Task to carry out:
Quote the listing below in full and exactly as written, but omit every picture.

(Data items)
=-=-=-=-=
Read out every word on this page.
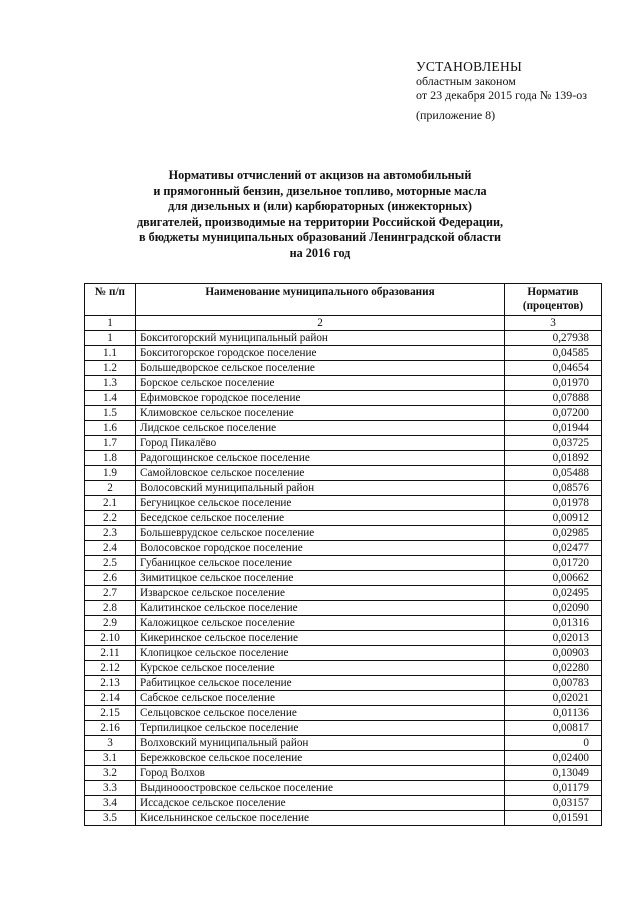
УСТАНОВЛЕНЫ
областным законом
от 23 декабря 2015 года № 139-оз
(приложение 8)
Нормативы отчислений от акцизов на автомобильный
и прямогонный бензин, дизельное топливо, моторные масла
для дизельных и (или) карбюраторных (инжекторных)
двигателей, производимые на территории Российской Федерации,
в бюджеты муниципальных образований Ленинградской области
на 2016 год
№ п/п	Наименование муниципального образования	Норматив
(процентов)

1	2	3
1	Бокситогорский муниципальный район	0,27938
1.1	Бокситогорское городское поселение	0,04585
1.2	Большедворское сельское поселение	0,04654
1.3	Борское сельское поселение	0,01970
1.4	Ефимовское городское поселение	0,07888
1.5	Климовское сельское поселение	0,07200
1.6	Лидское сельское поселение	0,01944
1.7	Город Пикалёво	0,03725
1.8	Радогощинское сельское поселение	0,01892
1.9	Самойловское сельское поселение	0,05488
2	Волосовский муниципальный район	0,08576
2.1	Бегуницкое сельское поселение	0,01978
2.2	Беседское сельское поселение	0,00912
2.3	Большеврудское сельское поселение	0,02985
2.4	Волосовское городское поселение	0,02477
2.5	Губаницкое сельское поселение	0,01720
2.6	Зимитицкое сельское поселение	0,00662
2.7	Изварское сельское поселение	0,02495
2.8	Калитинское сельское поселение	0,02090
2.9	Каложицкое сельское поселение	0,01316
2.10	Кикеринское сельское поселение	0,02013
2.11	Клопицкое сельское поселение	0,00903
2.12	Курское сельское поселение	0,02280
2.13	Рабитицкое сельское поселение	0,00783
2.14	Сабское сельское поселение	0,02021
2.15	Сельцовское сельское поселение	0,01136
2.16	Терпилицкое сельское поселение	0,00817
3	Волховский муниципальный район	0
3.1	Бережковское сельское поселение	0,02400
3.2	Город Волхов	0,13049
3.3	Выдинооостровское сельское поселение	0,01179
3.4	Иссадское сельское поселение	0,03157
3.5	Кисельнинское сельское поселение	0,01591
=-=-=-=-=
Answer to this task:
Read out every word on this page.
УСТАНОВЛЕНЫ
областным законом
от 23 декабря 2015 года № 139-оз
(приложение 8)
Нормативы отчислений от акцизов на автомобильный
и прямогонный бензин, дизельное топливо, моторные масла
для дизельных и (или) карбюраторных (инжекторных)
двигателей, производимые на территории Российской Федерации,
в бюджеты муниципальных образований Ленинградской области
на 2016 год
№ п/п	Наименование муниципального образования	Норматив
(процентов)

1	2	3
1	Бокситогорский муниципальный район	0,27938
1.1	Бокситогорское городское поселение	0,04585
1.2	Большедворское сельское поселение	0,04654
1.3	Борское сельское поселение	0,01970
1.4	Ефимовское городское поселение	0,07888
1.5	Климовское сельское поселение	0,07200
1.6	Лидское сельское поселение	0,01944
1.7	Город Пикалёво	0,03725
1.8	Радогощинское сельское поселение	0,01892
1.9	Самойловское сельское поселение	0,05488
2	Волосовский муниципальный район	0,08576
2.1	Бегуницкое сельское поселение	0,01978
2.2	Беседское сельское поселение	0,00912
2.3	Большеврудское сельское поселение	0,02985
2.4	Волосовское городское поселение	0,02477
2.5	Губаницкое сельское поселение	0,01720
2.6	Зимитицкое сельское поселение	0,00662
2.7	Изварское сельское поселение	0,02495
2.8	Калитинское сельское поселение	0,02090
2.9	Каложицкое сельское поселение	0,01316
2.10	Кикеринское сельское поселение	0,02013
2.11	Клопицкое сельское поселение	0,00903
2.12	Курское сельское поселение	0,02280
2.13	Рабитицкое сельское поселение	0,00783
2.14	Сабское сельское поселение	0,02021
2.15	Сельцовское сельское поселение	0,01136
2.16	Терпилицкое сельское поселение	0,00817
3	Волховский муниципальный район	0
3.1	Бережковское сельское поселение	0,02400
3.2	Город Волхов	0,13049
3.3	Выдинооостровское сельское поселение	0,01179
3.4	Иссадское сельское поселение	0,03157
3.5	Кисельнинское сельское поселение	0,01591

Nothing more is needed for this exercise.